──────── Supplied entries
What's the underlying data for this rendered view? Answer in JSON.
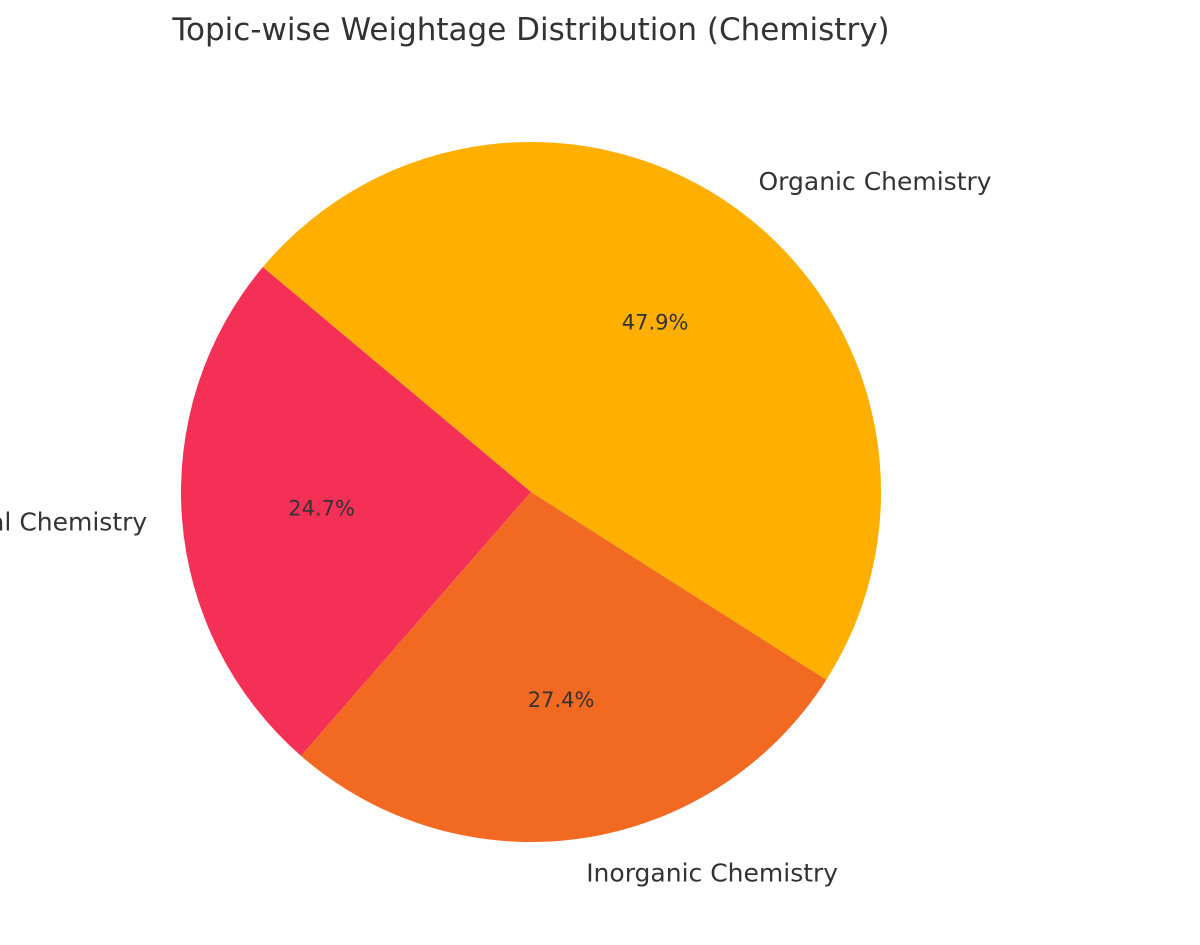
{
  "chart_data": {
    "type": "pie",
    "title": "Topic-wise Weightage Distribution (Chemistry)",
    "categories": [
      "Physical Chemistry",
      "Inorganic Chemistry",
      "Organic Chemistry"
    ],
    "values": [
      24.7,
      27.4,
      47.9
    ],
    "value_labels": [
      "24.7%",
      "27.4%",
      "47.9%"
    ],
    "colors": [
      "#F43056",
      "#F26922",
      "#FFAF00"
    ],
    "start_angle_deg": 140,
    "direction": "counterclockwise",
    "legend": "none"
  }
}
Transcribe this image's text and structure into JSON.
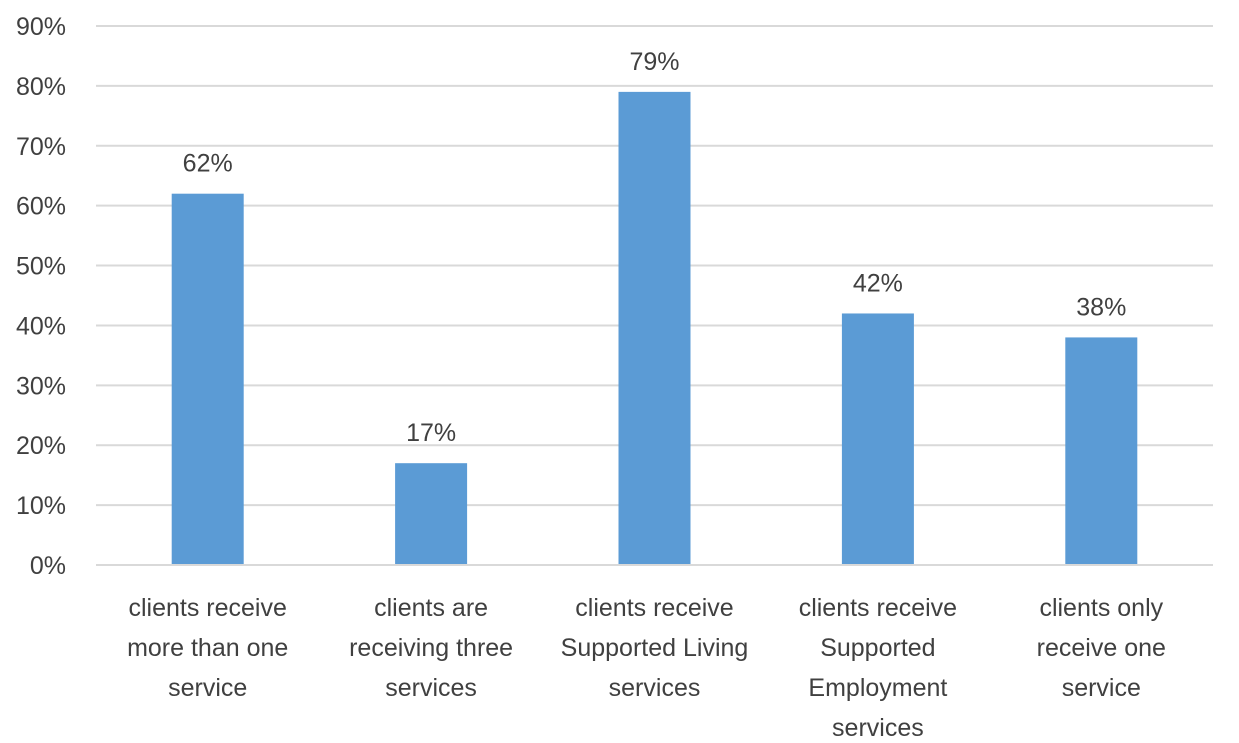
{
  "chart_data": {
    "type": "bar",
    "title": "",
    "xlabel": "",
    "ylabel": "",
    "ylim": [
      0,
      90
    ],
    "y_ticks": [
      0,
      10,
      20,
      30,
      40,
      50,
      60,
      70,
      80,
      90
    ],
    "y_tick_labels": [
      "0%",
      "10%",
      "20%",
      "30%",
      "40%",
      "50%",
      "60%",
      "70%",
      "80%",
      "90%"
    ],
    "grid": true,
    "legend": "none",
    "bar_color": "#5b9bd5",
    "categories": [
      [
        "clients receive",
        "more than one",
        "service"
      ],
      [
        "clients are",
        "receiving three",
        "services"
      ],
      [
        "clients receive",
        "Supported Living",
        "services"
      ],
      [
        "clients receive",
        "Supported",
        "Employment",
        "services"
      ],
      [
        "clients only",
        "receive one",
        "service"
      ]
    ],
    "values": [
      62,
      17,
      79,
      42,
      38
    ],
    "data_labels": [
      "62%",
      "17%",
      "79%",
      "42%",
      "38%"
    ]
  }
}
────────────────
[What you have to do] Locate the word "JSON" in the records above, and return each line that has it.

[Answer below]
What's the underlying data for this rendered view? Answer in JSON.
Transcribe this image's text and structure into JSON.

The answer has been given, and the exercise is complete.